(Dataset entries)
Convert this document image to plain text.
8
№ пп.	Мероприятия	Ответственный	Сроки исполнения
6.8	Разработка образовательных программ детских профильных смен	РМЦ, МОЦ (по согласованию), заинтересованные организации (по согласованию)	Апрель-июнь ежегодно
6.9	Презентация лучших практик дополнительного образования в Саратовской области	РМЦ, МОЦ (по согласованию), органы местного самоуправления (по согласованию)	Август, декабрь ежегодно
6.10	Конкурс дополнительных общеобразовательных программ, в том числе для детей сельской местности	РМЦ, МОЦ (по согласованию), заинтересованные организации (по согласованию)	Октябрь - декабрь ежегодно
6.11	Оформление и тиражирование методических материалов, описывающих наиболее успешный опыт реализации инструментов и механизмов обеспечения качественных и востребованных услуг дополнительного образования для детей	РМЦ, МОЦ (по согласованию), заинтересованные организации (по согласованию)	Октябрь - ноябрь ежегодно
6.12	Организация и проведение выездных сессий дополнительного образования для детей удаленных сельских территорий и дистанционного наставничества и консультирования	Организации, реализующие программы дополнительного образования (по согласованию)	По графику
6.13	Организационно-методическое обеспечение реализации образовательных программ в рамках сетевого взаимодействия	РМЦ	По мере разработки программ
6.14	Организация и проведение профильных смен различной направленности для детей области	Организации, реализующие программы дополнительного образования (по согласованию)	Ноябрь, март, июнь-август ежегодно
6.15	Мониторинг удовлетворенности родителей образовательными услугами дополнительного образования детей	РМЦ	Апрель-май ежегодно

[The exercise]: Repeat the listing above without any change.

[Response]:
Convert this document image to plain text.
8
№ пп.	Мероприятия	Ответственный	Сроки исполнения
6.8	Разработка образовательных программ детских профильных смен	РМЦ, МОЦ (по согласованию), заинтересованные организации (по согласованию)	Апрель-июнь ежегодно
6.9	Презентация лучших практик дополнительного образования в Саратовской области	РМЦ, МОЦ (по согласованию), органы местного самоуправления (по согласованию)	Август, декабрь ежегодно
6.10	Конкурс дополнительных общеобразовательных программ, в том числе для детей сельской местности	РМЦ, МОЦ (по согласованию), заинтересованные организации (по согласованию)	Октябрь - декабрь ежегодно
6.11	Оформление и тиражирование методических материалов, описывающих наиболее успешный опыт реализации инструментов и механизмов обеспечения качественных и востребованных услуг дополнительного образования для детей	РМЦ, МОЦ (по согласованию), заинтересованные организации (по согласованию)	Октябрь - ноябрь ежегодно
6.12	Организация и проведение выездных сессий дополнительного образования для детей удаленных сельских территорий и дистанционного наставничества и консультирования	Организации, реализующие программы дополнительного образования (по согласованию)	По графику
6.13	Организационно-методическое обеспечение реализации образовательных программ в рамках сетевого взаимодействия	РМЦ	По мере разработки программ
6.14	Организация и проведение профильных смен различной направленности для детей области	Организации, реализующие программы дополнительного образования (по согласованию)	Ноябрь, март, июнь-август ежегодно
6.15	Мониторинг удовлетворенности родителей образовательными услугами дополнительного образования детей	РМЦ	Апрель-май ежегодно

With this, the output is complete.